▶ _TO DO_
Print, exactly and completely, every entry in the data.

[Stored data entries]

▶

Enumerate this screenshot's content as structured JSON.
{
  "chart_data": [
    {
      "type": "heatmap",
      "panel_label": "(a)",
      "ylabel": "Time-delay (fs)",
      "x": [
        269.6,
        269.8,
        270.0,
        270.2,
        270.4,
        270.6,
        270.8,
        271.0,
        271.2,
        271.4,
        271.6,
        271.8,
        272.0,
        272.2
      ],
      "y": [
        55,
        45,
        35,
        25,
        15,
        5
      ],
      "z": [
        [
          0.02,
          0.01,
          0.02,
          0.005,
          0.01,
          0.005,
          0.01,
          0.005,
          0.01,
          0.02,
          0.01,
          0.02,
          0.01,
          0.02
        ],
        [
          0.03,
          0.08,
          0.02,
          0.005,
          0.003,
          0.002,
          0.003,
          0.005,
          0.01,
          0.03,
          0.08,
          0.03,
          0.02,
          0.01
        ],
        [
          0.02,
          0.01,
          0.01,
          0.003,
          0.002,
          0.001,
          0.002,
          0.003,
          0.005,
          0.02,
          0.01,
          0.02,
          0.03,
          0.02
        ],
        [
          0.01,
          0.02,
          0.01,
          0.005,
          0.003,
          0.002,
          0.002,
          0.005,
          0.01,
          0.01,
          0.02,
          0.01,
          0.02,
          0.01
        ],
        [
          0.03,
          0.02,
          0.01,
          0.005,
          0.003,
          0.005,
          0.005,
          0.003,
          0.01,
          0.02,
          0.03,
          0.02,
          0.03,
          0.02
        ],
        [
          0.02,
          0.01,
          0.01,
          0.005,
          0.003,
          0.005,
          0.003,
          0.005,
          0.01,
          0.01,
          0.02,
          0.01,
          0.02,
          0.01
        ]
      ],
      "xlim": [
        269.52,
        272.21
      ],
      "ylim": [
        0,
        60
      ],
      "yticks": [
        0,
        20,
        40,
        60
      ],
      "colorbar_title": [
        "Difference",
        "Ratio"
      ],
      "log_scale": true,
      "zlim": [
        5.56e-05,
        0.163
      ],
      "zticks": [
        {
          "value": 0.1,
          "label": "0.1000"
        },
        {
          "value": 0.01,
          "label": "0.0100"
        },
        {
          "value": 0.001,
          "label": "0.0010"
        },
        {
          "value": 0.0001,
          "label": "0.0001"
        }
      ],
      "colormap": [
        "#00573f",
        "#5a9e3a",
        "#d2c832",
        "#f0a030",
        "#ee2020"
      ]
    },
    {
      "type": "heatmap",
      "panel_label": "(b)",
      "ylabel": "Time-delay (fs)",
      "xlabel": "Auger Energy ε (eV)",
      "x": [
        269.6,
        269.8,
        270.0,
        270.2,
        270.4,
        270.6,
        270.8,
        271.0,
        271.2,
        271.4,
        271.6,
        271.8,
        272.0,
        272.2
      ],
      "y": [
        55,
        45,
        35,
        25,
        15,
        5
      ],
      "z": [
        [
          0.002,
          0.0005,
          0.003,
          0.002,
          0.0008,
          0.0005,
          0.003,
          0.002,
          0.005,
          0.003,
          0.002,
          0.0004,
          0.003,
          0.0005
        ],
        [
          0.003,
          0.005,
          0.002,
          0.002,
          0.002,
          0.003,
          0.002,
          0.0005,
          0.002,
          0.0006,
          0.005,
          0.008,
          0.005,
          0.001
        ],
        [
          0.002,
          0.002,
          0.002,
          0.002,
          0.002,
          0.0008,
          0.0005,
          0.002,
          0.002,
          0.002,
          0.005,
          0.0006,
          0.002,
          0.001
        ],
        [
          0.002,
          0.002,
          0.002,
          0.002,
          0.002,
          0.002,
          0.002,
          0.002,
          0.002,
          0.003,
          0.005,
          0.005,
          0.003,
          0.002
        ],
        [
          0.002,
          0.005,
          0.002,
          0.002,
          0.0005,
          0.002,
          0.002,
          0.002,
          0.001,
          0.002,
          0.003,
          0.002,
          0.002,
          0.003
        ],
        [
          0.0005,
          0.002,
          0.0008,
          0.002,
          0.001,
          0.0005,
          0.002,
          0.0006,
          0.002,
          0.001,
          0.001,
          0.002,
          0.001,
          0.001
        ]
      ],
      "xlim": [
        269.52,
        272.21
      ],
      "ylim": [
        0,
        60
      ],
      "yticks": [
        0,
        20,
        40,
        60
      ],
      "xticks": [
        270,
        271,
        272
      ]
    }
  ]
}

◀

▶ _EXERCISE ANSWER_
Enumerate this screenshot's content as structured JSON.
{
  "chart_data": [
    {
      "type": "heatmap",
      "panel_label": "(a)",
      "ylabel": "Time-delay (fs)",
      "x": [
        269.6,
        269.8,
        270.0,
        270.2,
        270.4,
        270.6,
        270.8,
        271.0,
        271.2,
        271.4,
        271.6,
        271.8,
        272.0,
        272.2
      ],
      "y": [
        55,
        45,
        35,
        25,
        15,
        5
      ],
      "z": [
        [
          0.02,
          0.01,
          0.02,
          0.005,
          0.01,
          0.005,
          0.01,
          0.005,
          0.01,
          0.02,
          0.01,
          0.02,
          0.01,
          0.02
        ],
        [
          0.03,
          0.08,
          0.02,
          0.005,
          0.003,
          0.002,
          0.003,
          0.005,
          0.01,
          0.03,
          0.08,
          0.03,
          0.02,
          0.01
        ],
        [
          0.02,
          0.01,
          0.01,
          0.003,
          0.002,
          0.001,
          0.002,
          0.003,
          0.005,
          0.02,
          0.01,
          0.02,
          0.03,
          0.02
        ],
        [
          0.01,
          0.02,
          0.01,
          0.005,
          0.003,
          0.002,
          0.002,
          0.005,
          0.01,
          0.01,
          0.02,
          0.01,
          0.02,
          0.01
        ],
        [
          0.03,
          0.02,
          0.01,
          0.005,
          0.003,
          0.005,
          0.005,
          0.003,
          0.01,
          0.02,
          0.03,
          0.02,
          0.03,
          0.02
        ],
        [
          0.02,
          0.01,
          0.01,
          0.005,
          0.003,
          0.005,
          0.003,
          0.005,
          0.01,
          0.01,
          0.02,
          0.01,
          0.02,
          0.01
        ]
      ],
      "xlim": [
        269.52,
        272.21
      ],
      "ylim": [
        0,
        60
      ],
      "yticks": [
        0,
        20,
        40,
        60
      ],
      "colorbar_title": [
        "Difference",
        "Ratio"
      ],
      "log_scale": true,
      "zlim": [
        5.56e-05,
        0.163
      ],
      "zticks": [
        {
          "value": 0.1,
          "label": "0.1000"
        },
        {
          "value": 0.01,
          "label": "0.0100"
        },
        {
          "value": 0.001,
          "label": "0.0010"
        },
        {
          "value": 0.0001,
          "label": "0.0001"
        }
      ],
      "colormap": [
        "#00573f",
        "#5a9e3a",
        "#d2c832",
        "#f0a030",
        "#ee2020"
      ]
    },
    {
      "type": "heatmap",
      "panel_label": "(b)",
      "ylabel": "Time-delay (fs)",
      "xlabel": "Auger Energy ε (eV)",
      "x": [
        269.6,
        269.8,
        270.0,
        270.2,
        270.4,
        270.6,
        270.8,
        271.0,
        271.2,
        271.4,
        271.6,
        271.8,
        272.0,
        272.2
      ],
      "y": [
        55,
        45,
        35,
        25,
        15,
        5
      ],
      "z": [
        [
          0.002,
          0.0005,
          0.003,
          0.002,
          0.0008,
          0.0005,
          0.003,
          0.002,
          0.005,
          0.003,
          0.002,
          0.0004,
          0.003,
          0.0005
        ],
        [
          0.003,
          0.005,
          0.002,
          0.002,
          0.002,
          0.003,
          0.002,
          0.0005,
          0.002,
          0.0006,
          0.005,
          0.008,
          0.005,
          0.001
        ],
        [
          0.002,
          0.002,
          0.002,
          0.002,
          0.002,
          0.0008,
          0.0005,
          0.002,
          0.002,
          0.002,
          0.005,
          0.0006,
          0.002,
          0.001
        ],
        [
          0.002,
          0.002,
          0.002,
          0.002,
          0.002,
          0.002,
          0.002,
          0.002,
          0.002,
          0.003,
          0.005,
          0.005,
          0.003,
          0.002
        ],
        [
          0.002,
          0.005,
          0.002,
          0.002,
          0.0005,
          0.002,
          0.002,
          0.002,
          0.001,
          0.002,
          0.003,
          0.002,
          0.002,
          0.003
        ],
        [
          0.0005,
          0.002,
          0.0008,
          0.002,
          0.001,
          0.0005,
          0.002,
          0.0006,
          0.002,
          0.001,
          0.001,
          0.002,
          0.001,
          0.001
        ]
      ],
      "xlim": [
        269.52,
        272.21
      ],
      "ylim": [
        0,
        60
      ],
      "yticks": [
        0,
        20,
        40,
        60
      ],
      "xticks": [
        270,
        271,
        272
      ]
    }
  ]
}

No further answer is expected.